Rows from a dataset:
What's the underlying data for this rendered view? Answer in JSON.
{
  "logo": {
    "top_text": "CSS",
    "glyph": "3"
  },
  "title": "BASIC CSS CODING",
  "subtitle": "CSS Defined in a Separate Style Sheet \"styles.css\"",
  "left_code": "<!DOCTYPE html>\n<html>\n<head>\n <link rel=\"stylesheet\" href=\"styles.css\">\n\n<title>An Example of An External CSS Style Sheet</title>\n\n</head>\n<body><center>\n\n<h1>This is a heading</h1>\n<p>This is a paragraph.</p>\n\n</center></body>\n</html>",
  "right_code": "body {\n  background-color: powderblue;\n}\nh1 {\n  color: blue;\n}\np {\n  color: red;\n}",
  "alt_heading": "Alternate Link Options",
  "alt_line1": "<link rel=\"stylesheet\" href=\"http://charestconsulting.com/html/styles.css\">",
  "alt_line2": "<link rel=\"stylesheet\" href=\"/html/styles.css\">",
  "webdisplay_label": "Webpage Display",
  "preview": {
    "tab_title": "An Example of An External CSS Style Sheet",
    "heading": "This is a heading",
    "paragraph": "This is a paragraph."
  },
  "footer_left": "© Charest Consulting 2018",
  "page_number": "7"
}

Exercise:
Every line of the material must be returned exactly as it appears.

Solution for this task:
What's the underlying data for this rendered view? Answer in JSON.
{
  "logo": {
    "top_text": "CSS",
    "glyph": "3"
  },
  "title": "BASIC CSS CODING",
  "subtitle": "CSS Defined in a Separate Style Sheet \"styles.css\"",
  "left_code": "<!DOCTYPE html>\n<html>\n<head>\n <link rel=\"stylesheet\" href=\"styles.css\">\n\n<title>An Example of An External CSS Style Sheet</title>\n\n</head>\n<body><center>\n\n<h1>This is a heading</h1>\n<p>This is a paragraph.</p>\n\n</center></body>\n</html>",
  "right_code": "body {\n  background-color: powderblue;\n}\nh1 {\n  color: blue;\n}\np {\n  color: red;\n}",
  "alt_heading": "Alternate Link Options",
  "alt_line1": "<link rel=\"stylesheet\" href=\"http://charestconsulting.com/html/styles.css\">",
  "alt_line2": "<link rel=\"stylesheet\" href=\"/html/styles.css\">",
  "webdisplay_label": "Webpage Display",
  "preview": {
    "tab_title": "An Example of An External CSS Style Sheet",
    "heading": "This is a heading",
    "paragraph": "This is a paragraph."
  },
  "footer_left": "© Charest Consulting 2018",
  "page_number": "7"
}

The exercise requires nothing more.